■ Records provided ■
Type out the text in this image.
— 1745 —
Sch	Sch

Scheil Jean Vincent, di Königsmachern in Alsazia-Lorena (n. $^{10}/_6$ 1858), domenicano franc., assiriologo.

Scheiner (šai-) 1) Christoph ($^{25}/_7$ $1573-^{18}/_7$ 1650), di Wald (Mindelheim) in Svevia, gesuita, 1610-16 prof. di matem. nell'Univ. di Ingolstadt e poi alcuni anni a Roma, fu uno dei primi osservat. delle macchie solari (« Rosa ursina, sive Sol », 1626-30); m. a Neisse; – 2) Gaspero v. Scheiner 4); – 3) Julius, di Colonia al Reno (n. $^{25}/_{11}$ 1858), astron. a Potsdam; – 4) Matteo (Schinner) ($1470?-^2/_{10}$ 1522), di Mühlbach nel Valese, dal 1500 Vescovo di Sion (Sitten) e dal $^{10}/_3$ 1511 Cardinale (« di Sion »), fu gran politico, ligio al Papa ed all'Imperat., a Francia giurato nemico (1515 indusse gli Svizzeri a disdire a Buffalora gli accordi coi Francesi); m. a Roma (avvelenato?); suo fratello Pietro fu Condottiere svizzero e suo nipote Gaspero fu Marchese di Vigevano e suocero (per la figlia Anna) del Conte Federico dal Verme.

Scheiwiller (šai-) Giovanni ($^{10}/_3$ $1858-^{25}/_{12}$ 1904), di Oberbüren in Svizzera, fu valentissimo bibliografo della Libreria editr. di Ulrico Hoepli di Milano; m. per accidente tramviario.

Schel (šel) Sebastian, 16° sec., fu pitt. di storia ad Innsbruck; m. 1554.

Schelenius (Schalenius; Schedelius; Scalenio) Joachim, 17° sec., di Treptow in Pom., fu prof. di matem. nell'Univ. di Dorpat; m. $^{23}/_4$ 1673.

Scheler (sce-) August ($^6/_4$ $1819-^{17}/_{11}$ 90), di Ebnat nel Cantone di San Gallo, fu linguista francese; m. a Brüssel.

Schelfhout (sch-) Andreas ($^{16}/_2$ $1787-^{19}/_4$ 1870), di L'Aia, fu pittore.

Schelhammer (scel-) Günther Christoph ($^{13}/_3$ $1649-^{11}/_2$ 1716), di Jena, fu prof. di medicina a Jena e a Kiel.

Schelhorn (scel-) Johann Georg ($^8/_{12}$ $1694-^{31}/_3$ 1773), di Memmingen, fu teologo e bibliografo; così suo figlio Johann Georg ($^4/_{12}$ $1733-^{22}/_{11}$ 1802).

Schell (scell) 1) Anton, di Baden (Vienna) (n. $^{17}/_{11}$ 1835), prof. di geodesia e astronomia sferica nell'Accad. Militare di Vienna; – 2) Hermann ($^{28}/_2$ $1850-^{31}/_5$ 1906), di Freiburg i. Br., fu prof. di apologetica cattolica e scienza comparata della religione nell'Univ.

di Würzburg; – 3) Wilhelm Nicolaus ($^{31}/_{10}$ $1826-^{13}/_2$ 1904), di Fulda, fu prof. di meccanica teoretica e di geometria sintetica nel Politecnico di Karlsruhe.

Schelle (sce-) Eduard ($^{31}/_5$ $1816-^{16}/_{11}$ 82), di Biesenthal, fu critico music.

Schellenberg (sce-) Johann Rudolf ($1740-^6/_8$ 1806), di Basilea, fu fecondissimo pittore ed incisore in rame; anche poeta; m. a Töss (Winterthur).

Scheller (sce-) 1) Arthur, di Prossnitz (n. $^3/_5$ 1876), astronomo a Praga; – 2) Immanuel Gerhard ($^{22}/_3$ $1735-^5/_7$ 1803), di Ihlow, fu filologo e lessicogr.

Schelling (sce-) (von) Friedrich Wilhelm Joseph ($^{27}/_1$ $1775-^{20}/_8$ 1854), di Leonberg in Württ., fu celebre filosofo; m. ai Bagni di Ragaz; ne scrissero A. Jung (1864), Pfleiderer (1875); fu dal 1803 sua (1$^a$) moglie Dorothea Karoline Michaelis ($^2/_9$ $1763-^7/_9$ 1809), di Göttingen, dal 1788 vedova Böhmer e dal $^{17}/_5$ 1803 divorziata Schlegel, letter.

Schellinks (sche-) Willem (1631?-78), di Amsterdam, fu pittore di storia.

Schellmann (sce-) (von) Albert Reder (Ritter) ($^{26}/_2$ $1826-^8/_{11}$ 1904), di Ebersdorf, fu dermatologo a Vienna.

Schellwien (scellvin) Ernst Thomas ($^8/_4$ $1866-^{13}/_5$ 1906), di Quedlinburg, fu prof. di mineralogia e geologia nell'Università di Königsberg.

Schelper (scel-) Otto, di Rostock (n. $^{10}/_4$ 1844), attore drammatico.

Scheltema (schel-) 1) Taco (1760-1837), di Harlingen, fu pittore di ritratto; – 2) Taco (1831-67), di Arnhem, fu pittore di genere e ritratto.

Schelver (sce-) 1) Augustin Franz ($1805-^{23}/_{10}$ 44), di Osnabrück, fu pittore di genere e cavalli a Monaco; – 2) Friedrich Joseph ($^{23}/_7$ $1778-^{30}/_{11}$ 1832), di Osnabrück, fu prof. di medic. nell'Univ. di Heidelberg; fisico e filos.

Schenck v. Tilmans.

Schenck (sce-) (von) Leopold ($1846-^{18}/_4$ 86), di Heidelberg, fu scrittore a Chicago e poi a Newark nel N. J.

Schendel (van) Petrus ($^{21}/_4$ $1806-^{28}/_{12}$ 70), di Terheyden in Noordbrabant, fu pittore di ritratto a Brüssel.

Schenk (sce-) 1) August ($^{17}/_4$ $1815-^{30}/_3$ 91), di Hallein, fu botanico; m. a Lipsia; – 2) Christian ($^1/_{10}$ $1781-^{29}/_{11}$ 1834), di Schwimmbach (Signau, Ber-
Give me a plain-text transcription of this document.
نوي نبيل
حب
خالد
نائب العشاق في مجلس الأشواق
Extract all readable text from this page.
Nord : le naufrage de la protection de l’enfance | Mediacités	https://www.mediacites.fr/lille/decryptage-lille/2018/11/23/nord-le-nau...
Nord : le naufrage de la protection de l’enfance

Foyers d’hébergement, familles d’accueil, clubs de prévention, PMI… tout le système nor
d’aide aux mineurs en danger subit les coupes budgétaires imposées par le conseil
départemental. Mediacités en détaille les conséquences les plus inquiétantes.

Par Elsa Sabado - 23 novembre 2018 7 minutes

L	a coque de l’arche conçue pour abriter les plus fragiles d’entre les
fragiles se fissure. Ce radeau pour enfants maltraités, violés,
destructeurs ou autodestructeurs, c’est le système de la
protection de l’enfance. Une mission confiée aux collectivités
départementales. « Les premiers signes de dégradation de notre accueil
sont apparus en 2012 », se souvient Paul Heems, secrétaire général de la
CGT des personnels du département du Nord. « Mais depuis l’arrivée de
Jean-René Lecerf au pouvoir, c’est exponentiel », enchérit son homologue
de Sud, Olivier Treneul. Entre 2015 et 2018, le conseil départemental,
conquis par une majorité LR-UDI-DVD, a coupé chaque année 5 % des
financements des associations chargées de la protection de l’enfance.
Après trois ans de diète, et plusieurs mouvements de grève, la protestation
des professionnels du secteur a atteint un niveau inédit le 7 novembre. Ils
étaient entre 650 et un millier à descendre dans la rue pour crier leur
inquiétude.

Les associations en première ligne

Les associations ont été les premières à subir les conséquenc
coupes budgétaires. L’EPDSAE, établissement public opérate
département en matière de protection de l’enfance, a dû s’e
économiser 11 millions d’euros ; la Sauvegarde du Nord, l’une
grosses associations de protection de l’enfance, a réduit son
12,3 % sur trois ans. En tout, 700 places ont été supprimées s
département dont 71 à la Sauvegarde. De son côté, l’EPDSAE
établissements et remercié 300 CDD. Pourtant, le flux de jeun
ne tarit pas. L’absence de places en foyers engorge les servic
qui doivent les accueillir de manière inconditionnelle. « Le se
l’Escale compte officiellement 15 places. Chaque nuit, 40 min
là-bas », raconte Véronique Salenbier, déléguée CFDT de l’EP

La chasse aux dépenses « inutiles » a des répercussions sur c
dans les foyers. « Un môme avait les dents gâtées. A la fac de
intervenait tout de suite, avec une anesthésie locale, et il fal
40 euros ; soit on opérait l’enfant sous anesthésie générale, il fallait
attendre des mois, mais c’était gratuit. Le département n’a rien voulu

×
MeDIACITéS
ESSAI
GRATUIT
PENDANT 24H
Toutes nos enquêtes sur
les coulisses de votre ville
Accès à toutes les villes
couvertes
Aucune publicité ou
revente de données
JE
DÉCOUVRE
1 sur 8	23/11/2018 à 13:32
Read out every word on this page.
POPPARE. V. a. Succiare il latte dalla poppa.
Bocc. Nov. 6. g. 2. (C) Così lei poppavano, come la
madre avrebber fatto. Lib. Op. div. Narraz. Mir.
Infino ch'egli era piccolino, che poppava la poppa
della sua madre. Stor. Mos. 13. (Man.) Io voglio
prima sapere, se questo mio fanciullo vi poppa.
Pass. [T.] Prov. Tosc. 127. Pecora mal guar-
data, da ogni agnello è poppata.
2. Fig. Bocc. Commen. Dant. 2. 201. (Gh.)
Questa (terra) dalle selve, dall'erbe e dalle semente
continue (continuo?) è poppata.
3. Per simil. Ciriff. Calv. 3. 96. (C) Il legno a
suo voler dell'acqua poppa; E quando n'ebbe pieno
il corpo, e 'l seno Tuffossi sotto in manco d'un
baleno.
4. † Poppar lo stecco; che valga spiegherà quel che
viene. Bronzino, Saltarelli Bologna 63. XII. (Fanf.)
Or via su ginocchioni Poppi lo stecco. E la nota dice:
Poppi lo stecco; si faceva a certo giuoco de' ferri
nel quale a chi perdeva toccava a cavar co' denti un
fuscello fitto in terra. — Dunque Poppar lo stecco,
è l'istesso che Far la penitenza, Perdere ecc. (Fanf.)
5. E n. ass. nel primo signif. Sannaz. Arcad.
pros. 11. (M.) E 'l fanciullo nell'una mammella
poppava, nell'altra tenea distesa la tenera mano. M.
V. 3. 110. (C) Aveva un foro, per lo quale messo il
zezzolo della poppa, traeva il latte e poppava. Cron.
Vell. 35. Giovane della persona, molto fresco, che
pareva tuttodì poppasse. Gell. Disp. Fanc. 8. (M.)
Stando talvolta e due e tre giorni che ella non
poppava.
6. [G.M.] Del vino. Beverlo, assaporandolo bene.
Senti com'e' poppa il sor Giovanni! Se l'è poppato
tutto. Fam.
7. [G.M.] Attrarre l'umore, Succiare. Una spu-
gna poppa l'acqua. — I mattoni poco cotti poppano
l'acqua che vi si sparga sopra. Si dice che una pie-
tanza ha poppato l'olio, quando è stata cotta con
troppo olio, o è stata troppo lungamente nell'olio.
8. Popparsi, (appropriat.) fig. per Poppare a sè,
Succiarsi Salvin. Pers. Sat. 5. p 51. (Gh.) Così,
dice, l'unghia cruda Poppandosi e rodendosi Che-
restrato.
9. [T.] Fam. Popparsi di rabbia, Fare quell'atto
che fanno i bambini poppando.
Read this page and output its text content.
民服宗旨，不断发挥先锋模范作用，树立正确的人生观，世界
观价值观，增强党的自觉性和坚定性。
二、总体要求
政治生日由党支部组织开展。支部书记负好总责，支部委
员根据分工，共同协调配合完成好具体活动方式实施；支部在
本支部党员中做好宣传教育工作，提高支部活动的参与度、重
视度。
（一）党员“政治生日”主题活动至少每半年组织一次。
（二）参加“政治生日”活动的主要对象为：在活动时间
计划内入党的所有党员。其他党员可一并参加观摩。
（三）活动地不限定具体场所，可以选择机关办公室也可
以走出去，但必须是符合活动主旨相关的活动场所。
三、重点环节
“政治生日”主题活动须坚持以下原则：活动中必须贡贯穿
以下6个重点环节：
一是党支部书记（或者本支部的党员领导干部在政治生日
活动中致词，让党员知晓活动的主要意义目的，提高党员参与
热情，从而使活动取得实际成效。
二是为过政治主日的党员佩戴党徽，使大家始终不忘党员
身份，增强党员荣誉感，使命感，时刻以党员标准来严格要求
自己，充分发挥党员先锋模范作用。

■ The problem ■
Using the listing above, locate the lines that hold "stecco" and copy each one.

■ Correct result ■
4. † Poppar lo stecco; che valga spiegherà quel che
Or via su ginocchioni Poppi lo stecco. E la nota dice:
Poppi lo stecco; si faceva a certo giuoco de' ferri
fuscello fitto in terra. — Dunque Poppar lo stecco,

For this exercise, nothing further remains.